▶ [Task description] Show every line containing "кладки" by copying it.

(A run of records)
++++++++

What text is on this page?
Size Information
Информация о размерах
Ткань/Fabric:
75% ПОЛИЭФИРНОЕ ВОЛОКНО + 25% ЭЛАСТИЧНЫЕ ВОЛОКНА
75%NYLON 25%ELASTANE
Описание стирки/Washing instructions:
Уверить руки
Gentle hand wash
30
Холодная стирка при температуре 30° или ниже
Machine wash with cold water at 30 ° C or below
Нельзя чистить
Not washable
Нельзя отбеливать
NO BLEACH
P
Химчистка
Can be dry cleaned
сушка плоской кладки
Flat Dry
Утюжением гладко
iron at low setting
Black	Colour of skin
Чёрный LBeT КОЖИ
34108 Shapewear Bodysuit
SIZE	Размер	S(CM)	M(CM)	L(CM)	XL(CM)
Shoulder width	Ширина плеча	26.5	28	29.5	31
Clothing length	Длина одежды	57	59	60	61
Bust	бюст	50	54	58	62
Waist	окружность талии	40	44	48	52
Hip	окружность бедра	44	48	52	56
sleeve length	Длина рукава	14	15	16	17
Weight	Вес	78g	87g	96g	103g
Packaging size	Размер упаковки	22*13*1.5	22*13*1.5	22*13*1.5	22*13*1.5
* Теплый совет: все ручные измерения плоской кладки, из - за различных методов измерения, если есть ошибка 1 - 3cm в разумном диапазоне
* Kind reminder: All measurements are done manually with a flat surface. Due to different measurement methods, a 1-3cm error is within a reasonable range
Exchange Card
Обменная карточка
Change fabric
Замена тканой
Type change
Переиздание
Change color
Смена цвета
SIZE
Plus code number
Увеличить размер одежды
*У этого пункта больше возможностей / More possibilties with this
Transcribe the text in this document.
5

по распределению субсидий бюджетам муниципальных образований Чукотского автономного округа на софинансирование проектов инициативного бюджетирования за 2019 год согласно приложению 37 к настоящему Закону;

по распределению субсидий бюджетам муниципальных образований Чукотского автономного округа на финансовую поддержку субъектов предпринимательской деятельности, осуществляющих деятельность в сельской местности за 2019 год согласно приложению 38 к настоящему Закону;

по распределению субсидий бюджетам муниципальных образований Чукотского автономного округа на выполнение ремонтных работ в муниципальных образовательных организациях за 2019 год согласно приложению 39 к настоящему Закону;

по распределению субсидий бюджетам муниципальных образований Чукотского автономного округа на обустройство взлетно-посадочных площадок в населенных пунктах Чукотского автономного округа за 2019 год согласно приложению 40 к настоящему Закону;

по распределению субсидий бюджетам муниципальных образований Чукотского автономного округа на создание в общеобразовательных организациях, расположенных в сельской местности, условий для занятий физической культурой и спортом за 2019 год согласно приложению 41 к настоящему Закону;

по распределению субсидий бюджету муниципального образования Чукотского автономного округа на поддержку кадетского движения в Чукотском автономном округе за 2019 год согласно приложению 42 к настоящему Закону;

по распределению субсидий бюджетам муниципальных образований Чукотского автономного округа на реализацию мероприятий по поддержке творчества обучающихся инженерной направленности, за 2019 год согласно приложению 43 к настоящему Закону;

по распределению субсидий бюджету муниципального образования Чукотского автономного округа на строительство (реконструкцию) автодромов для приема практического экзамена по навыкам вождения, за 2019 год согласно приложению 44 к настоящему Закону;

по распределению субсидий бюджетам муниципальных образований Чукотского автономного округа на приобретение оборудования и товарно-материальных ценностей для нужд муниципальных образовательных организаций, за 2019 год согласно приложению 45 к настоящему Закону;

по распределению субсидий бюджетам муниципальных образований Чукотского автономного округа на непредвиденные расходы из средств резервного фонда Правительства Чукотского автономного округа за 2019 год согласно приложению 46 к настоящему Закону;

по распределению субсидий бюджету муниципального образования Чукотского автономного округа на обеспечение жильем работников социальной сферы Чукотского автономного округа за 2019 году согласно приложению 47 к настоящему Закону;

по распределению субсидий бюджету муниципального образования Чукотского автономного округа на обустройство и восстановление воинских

++++++++

▶ [Final answer]
сушка плоской кладки
* Теплый совет: все ручные измерения плоской кладки, из - за различных методов измерения, если есть ошибка 1 - 3cm в разумном диапазоне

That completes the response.